> [Directive]:
Using the data below, copy each line that includes the word "because".

Stored records

════

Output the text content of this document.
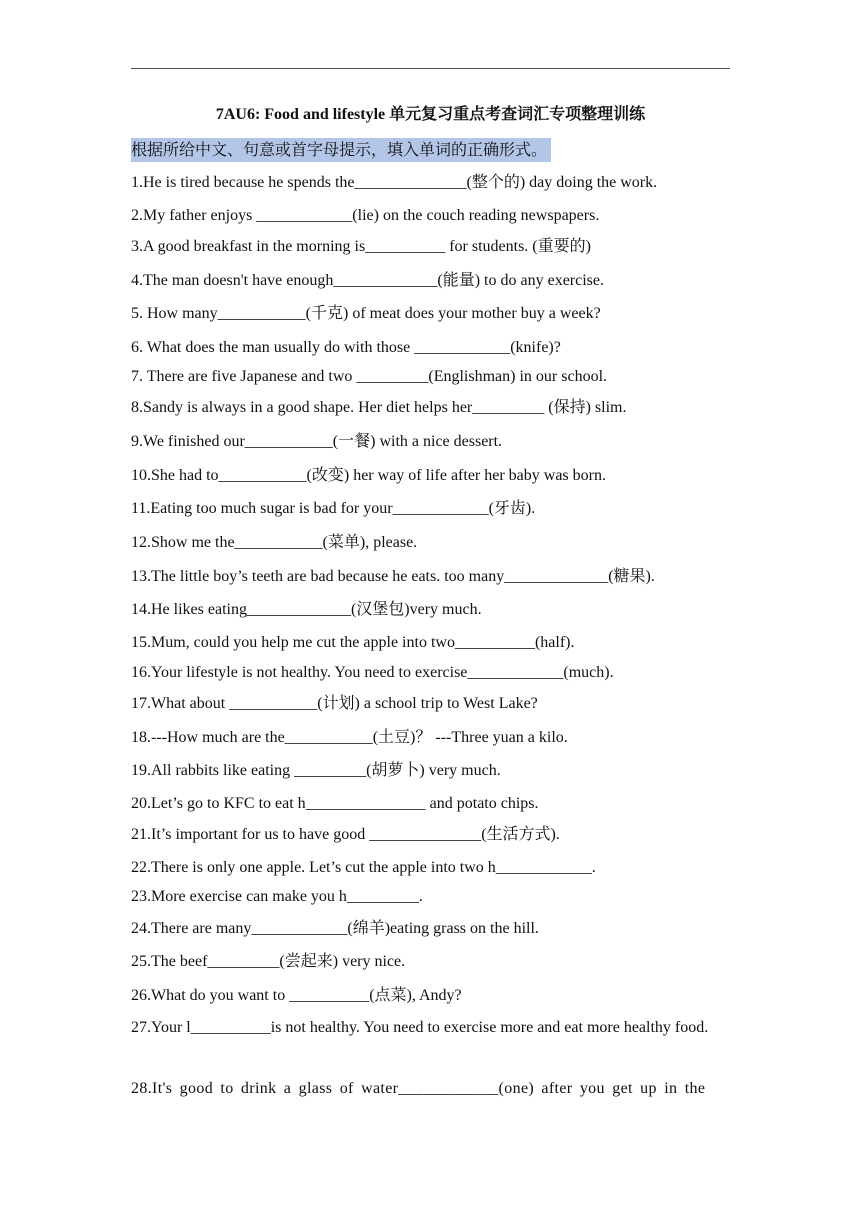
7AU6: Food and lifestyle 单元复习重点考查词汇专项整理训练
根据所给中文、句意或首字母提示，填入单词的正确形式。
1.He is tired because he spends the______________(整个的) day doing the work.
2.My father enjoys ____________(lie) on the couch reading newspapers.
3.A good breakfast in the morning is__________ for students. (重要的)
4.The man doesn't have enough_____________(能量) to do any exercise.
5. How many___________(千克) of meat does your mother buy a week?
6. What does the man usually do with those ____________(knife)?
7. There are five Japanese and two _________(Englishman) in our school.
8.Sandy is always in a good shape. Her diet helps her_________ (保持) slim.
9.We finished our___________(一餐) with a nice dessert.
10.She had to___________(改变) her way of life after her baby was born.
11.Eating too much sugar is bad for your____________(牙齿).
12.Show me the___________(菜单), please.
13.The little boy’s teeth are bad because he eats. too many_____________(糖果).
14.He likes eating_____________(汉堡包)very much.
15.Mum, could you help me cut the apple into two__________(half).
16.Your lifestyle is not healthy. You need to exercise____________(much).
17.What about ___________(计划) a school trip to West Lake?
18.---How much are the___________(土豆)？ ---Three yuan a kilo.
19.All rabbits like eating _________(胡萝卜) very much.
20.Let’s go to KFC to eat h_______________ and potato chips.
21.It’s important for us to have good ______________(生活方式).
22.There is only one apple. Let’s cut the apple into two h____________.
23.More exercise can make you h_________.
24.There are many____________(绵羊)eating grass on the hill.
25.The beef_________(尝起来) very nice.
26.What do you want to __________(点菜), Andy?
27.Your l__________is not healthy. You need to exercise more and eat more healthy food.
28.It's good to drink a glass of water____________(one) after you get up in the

════

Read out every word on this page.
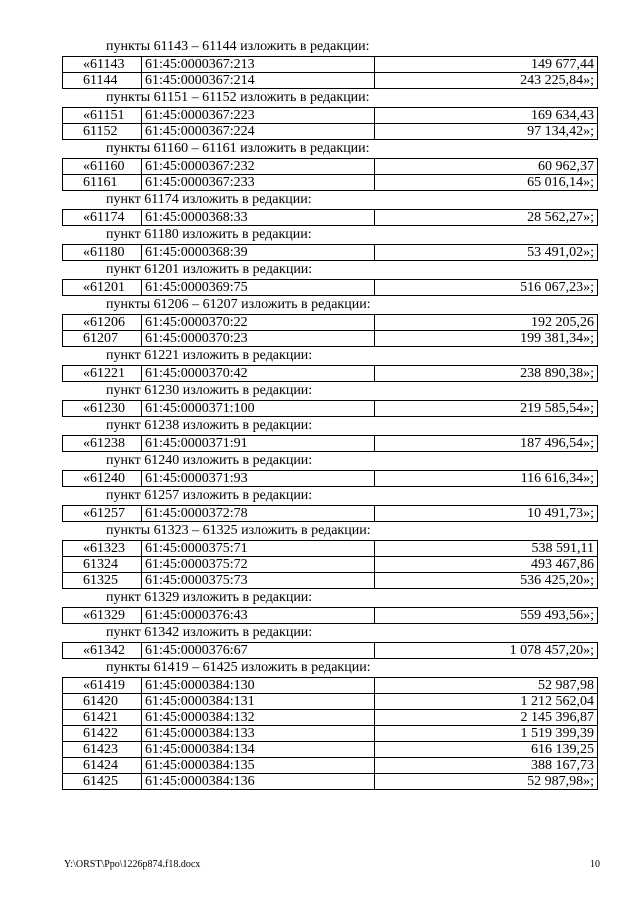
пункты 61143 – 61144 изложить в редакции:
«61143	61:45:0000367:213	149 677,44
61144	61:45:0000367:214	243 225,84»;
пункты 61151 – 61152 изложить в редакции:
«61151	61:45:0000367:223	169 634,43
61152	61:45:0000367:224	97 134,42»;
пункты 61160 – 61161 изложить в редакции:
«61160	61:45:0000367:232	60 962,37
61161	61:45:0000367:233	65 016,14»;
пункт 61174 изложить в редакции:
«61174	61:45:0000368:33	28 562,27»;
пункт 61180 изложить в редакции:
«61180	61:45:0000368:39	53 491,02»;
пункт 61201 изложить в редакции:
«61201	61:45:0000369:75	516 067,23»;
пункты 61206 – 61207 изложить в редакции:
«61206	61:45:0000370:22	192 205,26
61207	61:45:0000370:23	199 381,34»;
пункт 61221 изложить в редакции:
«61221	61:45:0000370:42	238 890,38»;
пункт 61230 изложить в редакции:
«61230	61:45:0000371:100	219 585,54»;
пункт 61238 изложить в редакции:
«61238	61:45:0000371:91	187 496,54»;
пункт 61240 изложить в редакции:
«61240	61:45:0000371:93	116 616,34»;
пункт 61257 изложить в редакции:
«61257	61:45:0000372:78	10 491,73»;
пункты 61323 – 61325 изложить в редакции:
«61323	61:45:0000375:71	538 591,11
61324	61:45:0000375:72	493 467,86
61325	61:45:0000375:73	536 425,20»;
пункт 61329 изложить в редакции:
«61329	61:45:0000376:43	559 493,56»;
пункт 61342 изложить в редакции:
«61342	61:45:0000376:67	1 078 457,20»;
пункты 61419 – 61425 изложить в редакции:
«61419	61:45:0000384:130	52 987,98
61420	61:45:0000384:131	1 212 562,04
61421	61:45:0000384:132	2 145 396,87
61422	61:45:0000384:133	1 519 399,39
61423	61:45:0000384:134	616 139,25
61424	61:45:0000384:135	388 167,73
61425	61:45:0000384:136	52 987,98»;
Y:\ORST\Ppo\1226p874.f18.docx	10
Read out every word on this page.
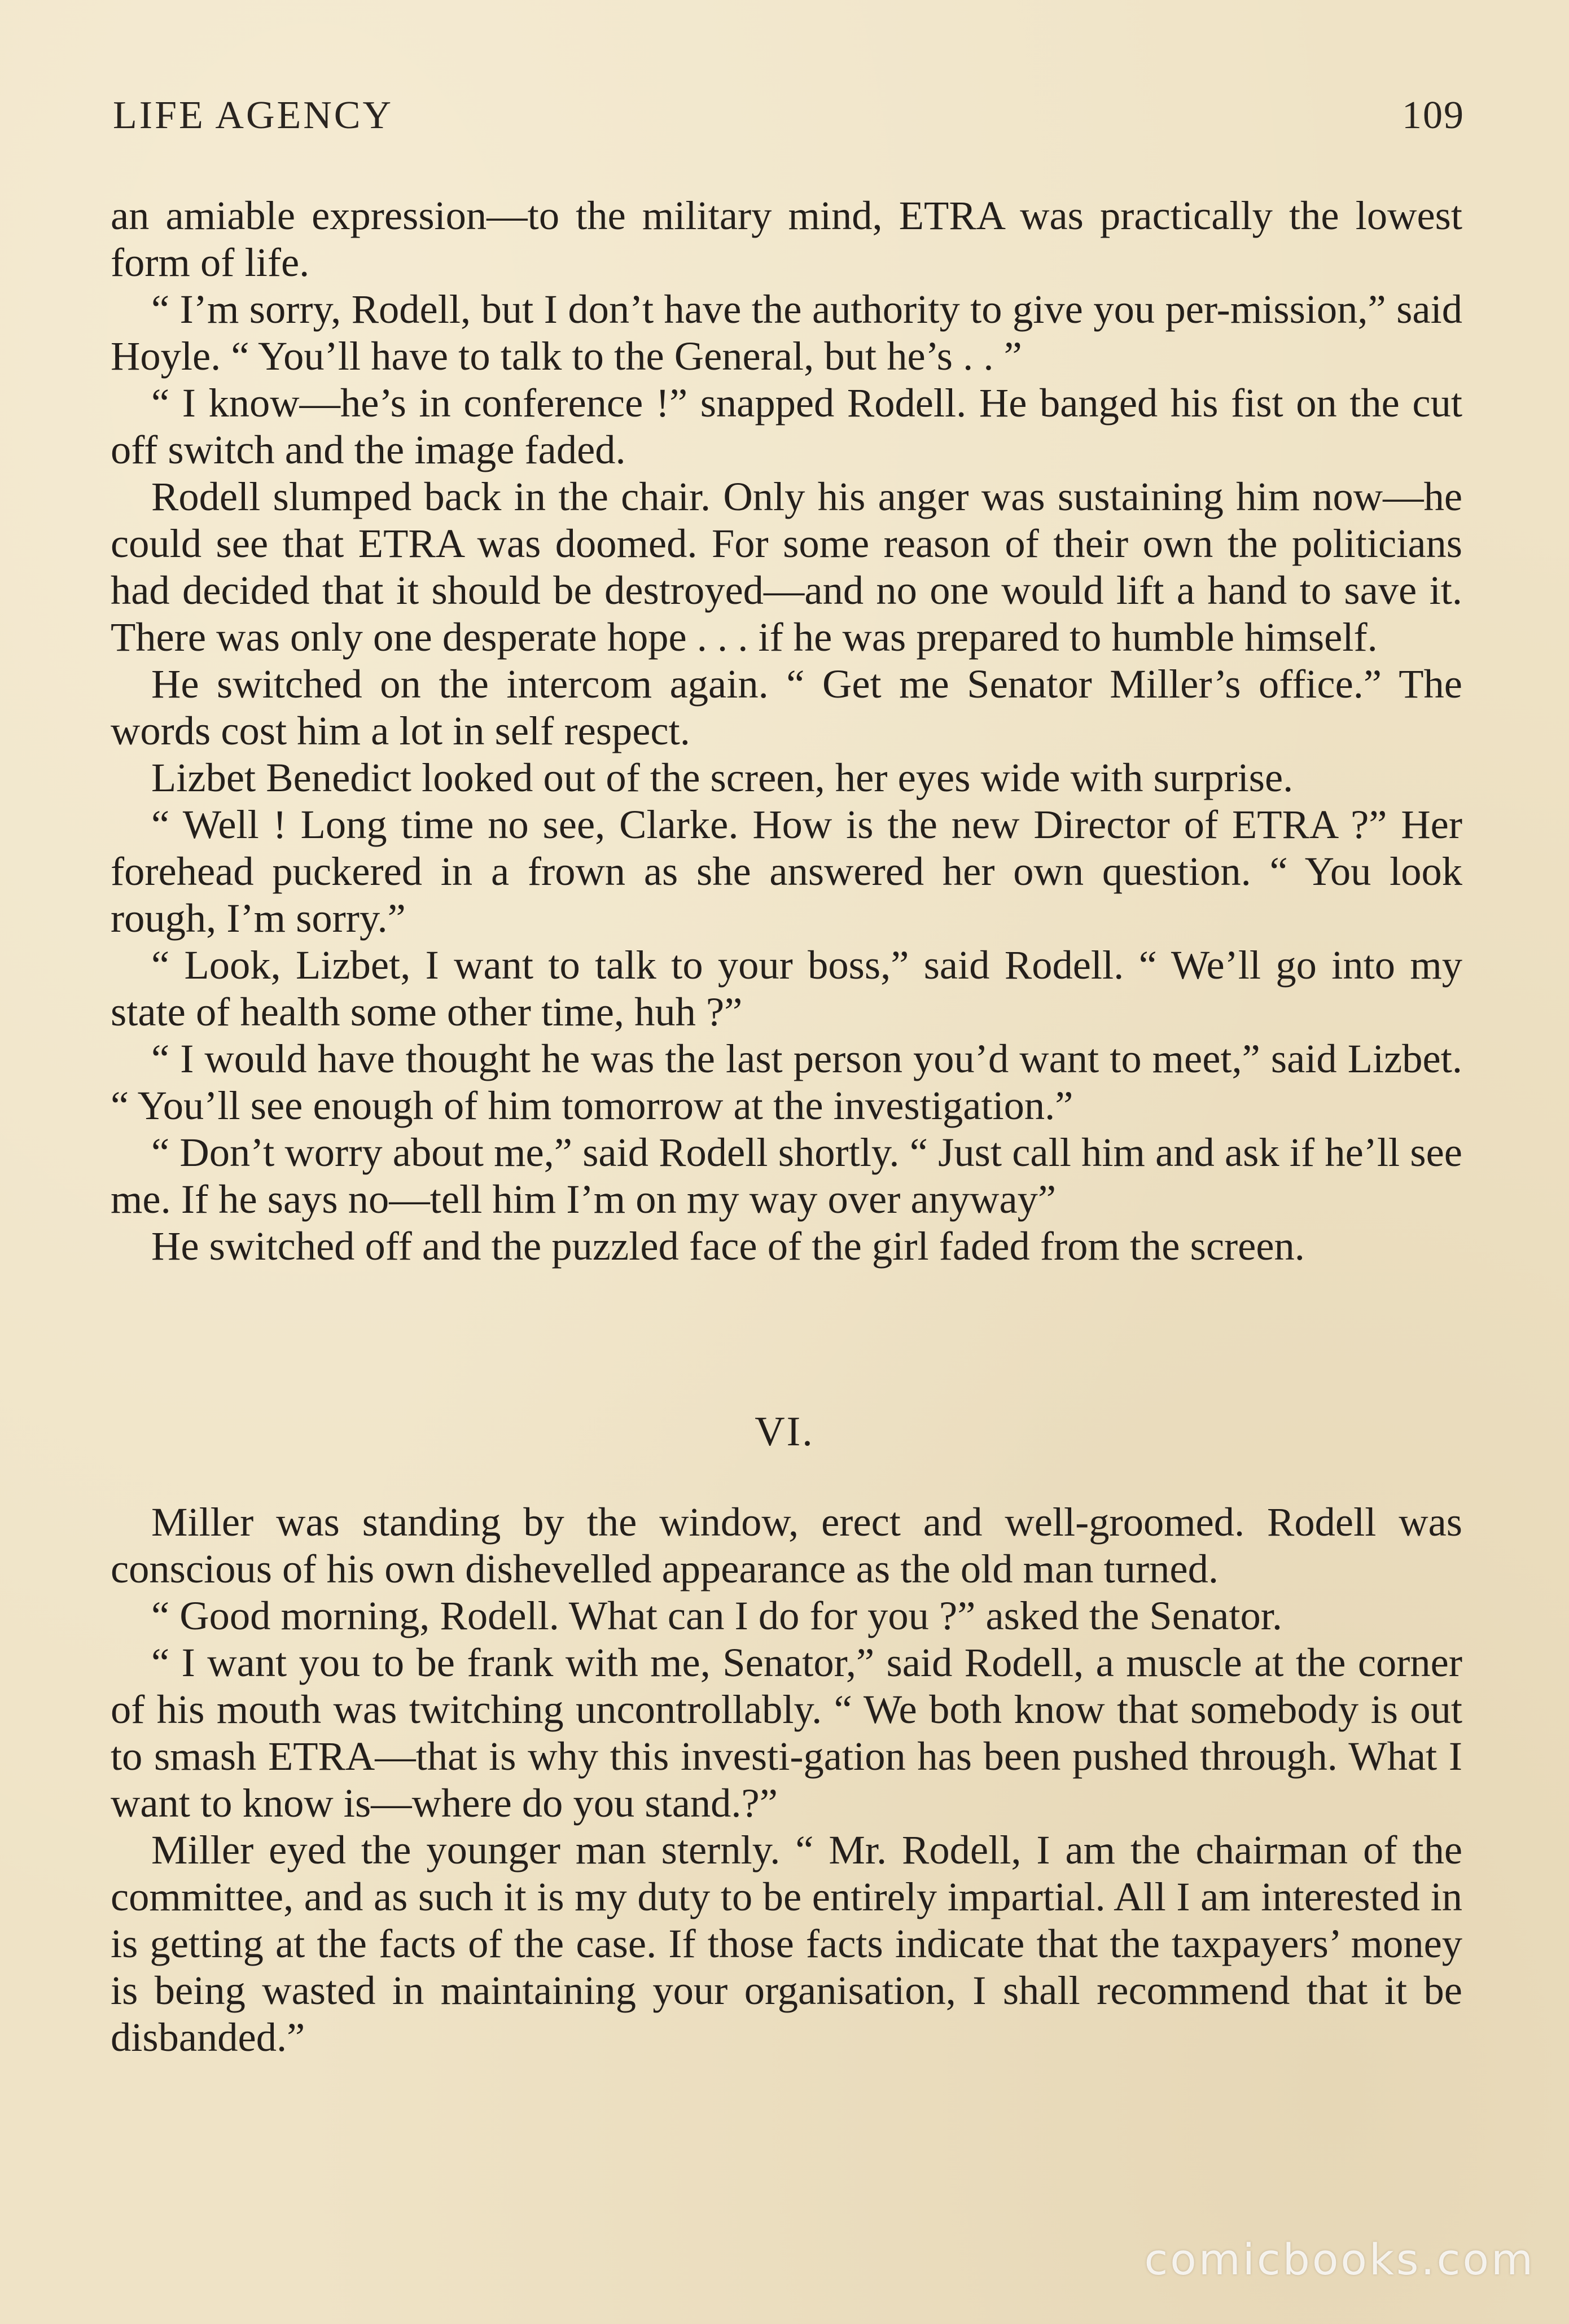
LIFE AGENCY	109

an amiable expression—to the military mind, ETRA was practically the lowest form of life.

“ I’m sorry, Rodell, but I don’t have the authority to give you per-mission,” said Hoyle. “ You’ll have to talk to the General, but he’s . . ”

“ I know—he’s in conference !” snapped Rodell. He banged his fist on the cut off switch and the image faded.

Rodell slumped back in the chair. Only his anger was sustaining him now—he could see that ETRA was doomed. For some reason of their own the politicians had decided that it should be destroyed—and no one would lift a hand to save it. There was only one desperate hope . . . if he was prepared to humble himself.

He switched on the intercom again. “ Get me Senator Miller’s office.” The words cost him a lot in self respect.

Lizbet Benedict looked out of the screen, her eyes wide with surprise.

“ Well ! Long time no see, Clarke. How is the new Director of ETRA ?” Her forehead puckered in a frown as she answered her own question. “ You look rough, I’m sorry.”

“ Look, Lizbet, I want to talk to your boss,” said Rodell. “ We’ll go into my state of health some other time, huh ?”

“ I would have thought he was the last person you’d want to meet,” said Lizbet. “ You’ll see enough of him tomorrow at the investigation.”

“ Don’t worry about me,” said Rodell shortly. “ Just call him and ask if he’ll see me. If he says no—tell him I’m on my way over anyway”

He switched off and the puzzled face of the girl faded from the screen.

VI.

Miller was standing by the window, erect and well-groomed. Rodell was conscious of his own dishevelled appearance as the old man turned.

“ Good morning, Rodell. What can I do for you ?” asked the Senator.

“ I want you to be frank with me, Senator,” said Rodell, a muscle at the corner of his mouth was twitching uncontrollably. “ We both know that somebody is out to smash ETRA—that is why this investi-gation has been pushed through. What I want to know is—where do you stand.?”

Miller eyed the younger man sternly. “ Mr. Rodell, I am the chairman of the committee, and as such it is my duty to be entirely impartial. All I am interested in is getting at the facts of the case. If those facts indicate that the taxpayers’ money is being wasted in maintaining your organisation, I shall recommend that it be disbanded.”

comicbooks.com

════

> [Full output]:
1.He is tired because he spends the______________(整个的) day doing the work.
13.The little boy’s teeth are bad because he eats. too many_____________(糖果).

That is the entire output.